Start of DATA

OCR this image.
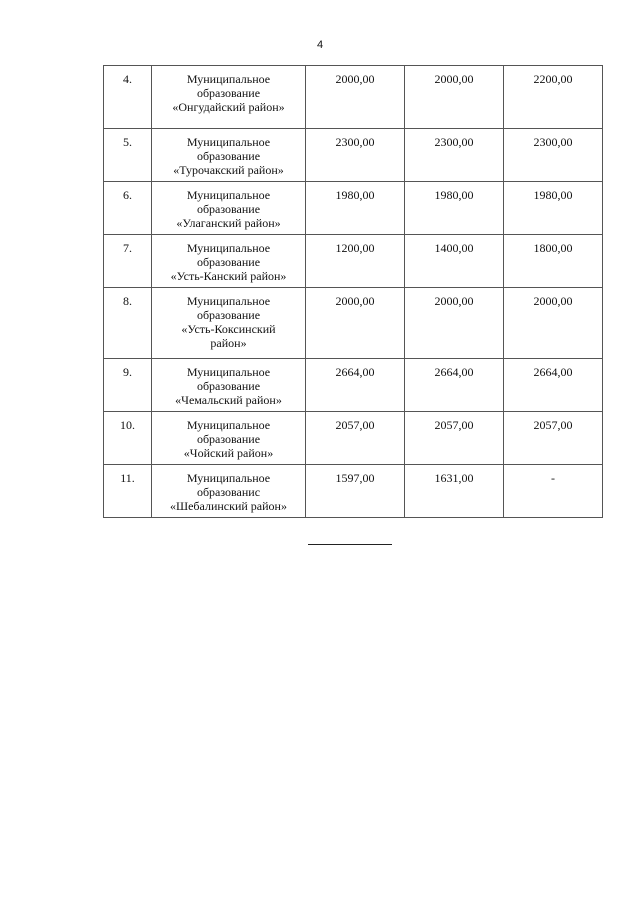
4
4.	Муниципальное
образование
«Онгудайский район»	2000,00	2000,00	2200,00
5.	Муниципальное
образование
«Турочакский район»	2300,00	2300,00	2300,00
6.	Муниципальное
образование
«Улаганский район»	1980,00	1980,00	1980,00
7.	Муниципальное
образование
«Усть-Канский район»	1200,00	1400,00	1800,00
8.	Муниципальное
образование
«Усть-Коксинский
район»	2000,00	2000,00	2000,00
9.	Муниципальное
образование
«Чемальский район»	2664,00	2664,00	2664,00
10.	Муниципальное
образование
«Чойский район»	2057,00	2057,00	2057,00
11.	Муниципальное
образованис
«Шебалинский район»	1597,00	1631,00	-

End of DATA

Write out the material above once more, exactly as it reads, with no pictures.

OCR this image.
4
4.	Муниципальное
образование
«Онгудайский район»	2000,00	2000,00	2200,00
5.	Муниципальное
образование
«Турочакский район»	2300,00	2300,00	2300,00
6.	Муниципальное
образование
«Улаганский район»	1980,00	1980,00	1980,00
7.	Муниципальное
образование
«Усть-Канский район»	1200,00	1400,00	1800,00
8.	Муниципальное
образование
«Усть-Коксинский
район»	2000,00	2000,00	2000,00
9.	Муниципальное
образование
«Чемальский район»	2664,00	2664,00	2664,00
10.	Муниципальное
образование
«Чойский район»	2057,00	2057,00	2057,00
11.	Муниципальное
образованис
«Шебалинский район»	1597,00	1631,00	-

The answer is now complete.